_EXERCISE MATERIALS_

[BEGIN]

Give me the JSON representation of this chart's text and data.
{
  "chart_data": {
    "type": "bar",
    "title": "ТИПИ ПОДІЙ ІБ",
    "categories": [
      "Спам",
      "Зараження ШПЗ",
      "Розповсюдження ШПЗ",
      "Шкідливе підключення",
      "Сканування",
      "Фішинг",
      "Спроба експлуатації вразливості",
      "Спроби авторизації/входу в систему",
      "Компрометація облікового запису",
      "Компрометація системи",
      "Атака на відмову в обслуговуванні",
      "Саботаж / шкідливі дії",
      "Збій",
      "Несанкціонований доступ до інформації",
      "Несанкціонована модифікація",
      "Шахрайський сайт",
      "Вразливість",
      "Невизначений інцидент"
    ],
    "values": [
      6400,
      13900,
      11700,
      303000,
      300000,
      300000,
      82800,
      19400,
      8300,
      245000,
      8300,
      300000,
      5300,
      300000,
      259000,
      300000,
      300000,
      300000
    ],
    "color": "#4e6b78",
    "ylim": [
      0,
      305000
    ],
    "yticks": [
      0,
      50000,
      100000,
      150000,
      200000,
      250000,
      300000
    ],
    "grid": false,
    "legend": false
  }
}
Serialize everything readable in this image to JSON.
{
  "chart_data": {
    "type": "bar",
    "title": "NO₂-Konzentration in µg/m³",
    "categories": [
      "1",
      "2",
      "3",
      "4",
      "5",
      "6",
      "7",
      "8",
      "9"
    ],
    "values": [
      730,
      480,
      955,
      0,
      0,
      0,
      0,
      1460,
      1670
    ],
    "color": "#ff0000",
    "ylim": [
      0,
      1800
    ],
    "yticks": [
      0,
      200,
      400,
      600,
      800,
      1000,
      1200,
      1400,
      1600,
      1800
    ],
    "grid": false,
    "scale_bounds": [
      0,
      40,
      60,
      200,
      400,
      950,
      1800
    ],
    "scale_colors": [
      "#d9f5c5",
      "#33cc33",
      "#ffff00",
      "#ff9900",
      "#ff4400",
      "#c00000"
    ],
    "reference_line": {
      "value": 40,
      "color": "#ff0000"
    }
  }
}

[END]

Write the entire listing out again, word for word.

Give me the JSON representation of this chart's text and data.
{
  "chart_data": {
    "type": "bar",
    "title": "ТИПИ ПОДІЙ ІБ",
    "categories": [
      "Спам",
      "Зараження ШПЗ",
      "Розповсюдження ШПЗ",
      "Шкідливе підключення",
      "Сканування",
      "Фішинг",
      "Спроба експлуатації вразливості",
      "Спроби авторизації/входу в систему",
      "Компрометація облікового запису",
      "Компрометація системи",
      "Атака на відмову в обслуговуванні",
      "Саботаж / шкідливі дії",
      "Збій",
      "Несанкціонований доступ до інформації",
      "Несанкціонована модифікація",
      "Шахрайський сайт",
      "Вразливість",
      "Невизначений інцидент"
    ],
    "values": [
      6400,
      13900,
      11700,
      303000,
      300000,
      300000,
      82800,
      19400,
      8300,
      245000,
      8300,
      300000,
      5300,
      300000,
      259000,
      300000,
      300000,
      300000
    ],
    "color": "#4e6b78",
    "ylim": [
      0,
      305000
    ],
    "yticks": [
      0,
      50000,
      100000,
      150000,
      200000,
      250000,
      300000
    ],
    "grid": false,
    "legend": false
  }
}
Serialize everything readable in this image to JSON.
{
  "chart_data": {
    "type": "bar",
    "title": "NO₂-Konzentration in µg/m³",
    "categories": [
      "1",
      "2",
      "3",
      "4",
      "5",
      "6",
      "7",
      "8",
      "9"
    ],
    "values": [
      730,
      480,
      955,
      0,
      0,
      0,
      0,
      1460,
      1670
    ],
    "color": "#ff0000",
    "ylim": [
      0,
      1800
    ],
    "yticks": [
      0,
      200,
      400,
      600,
      800,
      1000,
      1200,
      1400,
      1600,
      1800
    ],
    "grid": false,
    "scale_bounds": [
      0,
      40,
      60,
      200,
      400,
      950,
      1800
    ],
    "scale_colors": [
      "#d9f5c5",
      "#33cc33",
      "#ffff00",
      "#ff9900",
      "#ff4400",
      "#c00000"
    ],
    "reference_line": {
      "value": 40,
      "color": "#ff0000"
    }
  }
}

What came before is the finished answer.